→ **Task brief**
Copy out every line of the items below verbatim, leaving out the pictures.

→ **Records for this task**
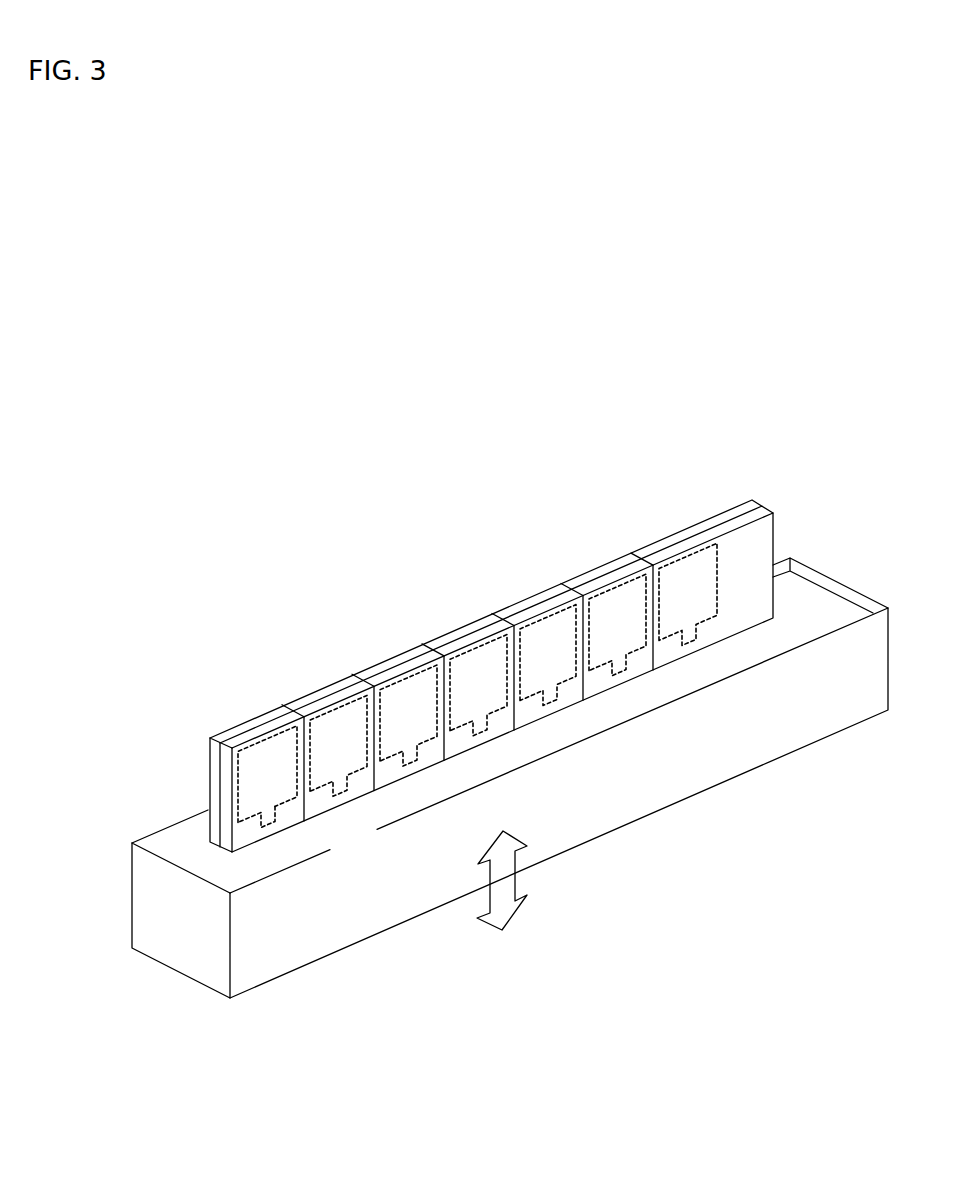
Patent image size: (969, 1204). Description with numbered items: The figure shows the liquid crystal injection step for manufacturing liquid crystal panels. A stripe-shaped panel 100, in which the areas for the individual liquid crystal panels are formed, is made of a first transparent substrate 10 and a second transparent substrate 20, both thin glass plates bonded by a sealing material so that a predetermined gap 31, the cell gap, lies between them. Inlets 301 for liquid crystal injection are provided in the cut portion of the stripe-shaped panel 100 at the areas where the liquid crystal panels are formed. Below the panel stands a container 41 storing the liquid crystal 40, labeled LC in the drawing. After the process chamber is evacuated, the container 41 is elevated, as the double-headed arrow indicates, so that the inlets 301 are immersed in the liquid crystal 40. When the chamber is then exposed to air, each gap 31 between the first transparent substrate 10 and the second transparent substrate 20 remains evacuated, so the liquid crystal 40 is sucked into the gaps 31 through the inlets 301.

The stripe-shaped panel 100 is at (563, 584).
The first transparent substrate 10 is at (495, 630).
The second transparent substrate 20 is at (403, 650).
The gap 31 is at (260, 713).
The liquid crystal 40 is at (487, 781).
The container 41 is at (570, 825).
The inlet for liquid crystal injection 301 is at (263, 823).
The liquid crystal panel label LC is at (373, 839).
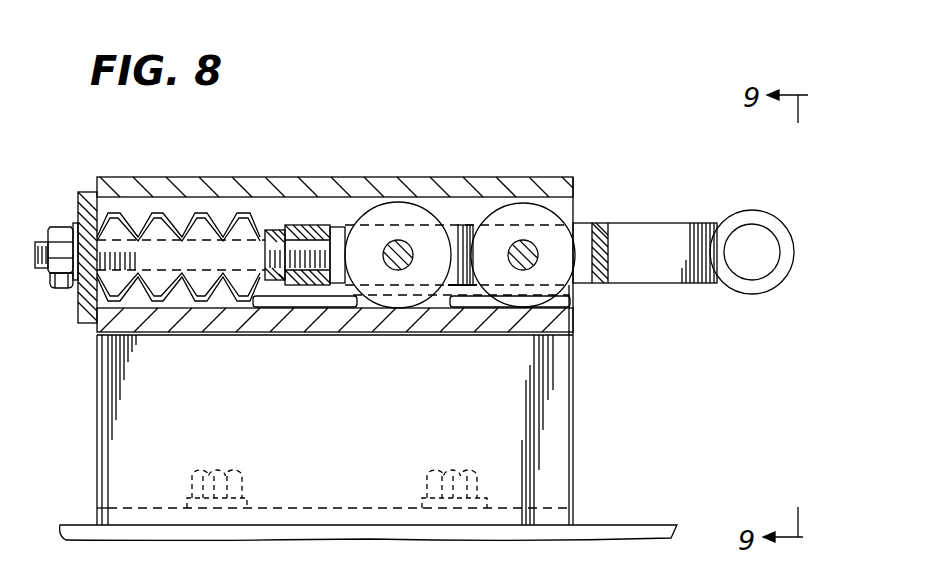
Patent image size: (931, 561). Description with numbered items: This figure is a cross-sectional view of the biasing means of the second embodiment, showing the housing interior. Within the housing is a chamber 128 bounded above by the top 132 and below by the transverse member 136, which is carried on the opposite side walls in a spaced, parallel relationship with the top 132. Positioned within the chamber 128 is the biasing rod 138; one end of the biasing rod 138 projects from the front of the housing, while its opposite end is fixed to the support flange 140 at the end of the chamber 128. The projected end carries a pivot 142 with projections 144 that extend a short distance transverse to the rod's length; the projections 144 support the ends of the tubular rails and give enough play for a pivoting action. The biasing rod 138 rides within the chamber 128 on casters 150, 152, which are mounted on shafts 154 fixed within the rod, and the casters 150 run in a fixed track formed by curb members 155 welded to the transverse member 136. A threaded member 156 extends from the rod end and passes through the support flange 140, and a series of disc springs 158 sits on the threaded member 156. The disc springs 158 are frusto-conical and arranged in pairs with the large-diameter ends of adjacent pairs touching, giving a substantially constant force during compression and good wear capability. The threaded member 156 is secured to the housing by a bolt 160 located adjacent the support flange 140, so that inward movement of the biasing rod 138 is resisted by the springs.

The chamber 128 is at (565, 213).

→ **Full output**
Patent image size: (969, 1204). Description with numbered items: The figure shows the liquid crystal injection step for manufacturing liquid crystal panels. A stripe-shaped panel 100, in which the areas for the individual liquid crystal panels are formed, is made of a first transparent substrate 10 and a second transparent substrate 20, both thin glass plates bonded by a sealing material so that a predetermined gap 31, the cell gap, lies between them. Inlets 301 for liquid crystal injection are provided in the cut portion of the stripe-shaped panel 100 at the areas where the liquid crystal panels are formed. Below the panel stands a container 41 storing the liquid crystal 40, labeled LC in the drawing. After the process chamber is evacuated, the container 41 is elevated, as the double-headed arrow indicates, so that the inlets 301 are immersed in the liquid crystal 40. When the chamber is then exposed to air, each gap 31 between the first transparent substrate 10 and the second transparent substrate 20 remains evacuated, so the liquid crystal 40 is sucked into the gaps 31 through the inlets 301.

The stripe-shaped panel 100 is at (563, 584).
The first transparent substrate 10 is at (495, 630).
The second transparent substrate 20 is at (403, 650).
The gap 31 is at (260, 713).
The liquid crystal 40 is at (487, 781).
The container 41 is at (570, 825).
The inlet for liquid crystal injection 301 is at (263, 823).
The liquid crystal panel label LC is at (373, 839).
Patent image size: (931, 561). Description with numbered items: This figure is a cross-sectional view of the biasing means of the second embodiment, showing the housing interior. Within the housing is a chamber 128 bounded above by the top 132 and below by the transverse member 136, which is carried on the opposite side walls in a spaced, parallel relationship with the top 132. Positioned within the chamber 128 is the biasing rod 138; one end of the biasing rod 138 projects from the front of the housing, while its opposite end is fixed to the support flange 140 at the end of the chamber 128. The projected end carries a pivot 142 with projections 144 that extend a short distance transverse to the rod's length; the projections 144 support the ends of the tubular rails and give enough play for a pivoting action. The biasing rod 138 rides within the chamber 128 on casters 150, 152, which are mounted on shafts 154 fixed within the rod, and the casters 150 run in a fixed track formed by curb members 155 welded to the transverse member 136. A threaded member 156 extends from the rod end and passes through the support flange 140, and a series of disc springs 158 sits on the threaded member 156. The disc springs 158 are frusto-conical and arranged in pairs with the large-diameter ends of adjacent pairs touching, giving a substantially constant force during compression and good wear capability. The threaded member 156 is secured to the housing by a bolt 160 located adjacent the support flange 140, so that inward movement of the biasing rod 138 is resisted by the springs.

The chamber 128 is at (565, 213).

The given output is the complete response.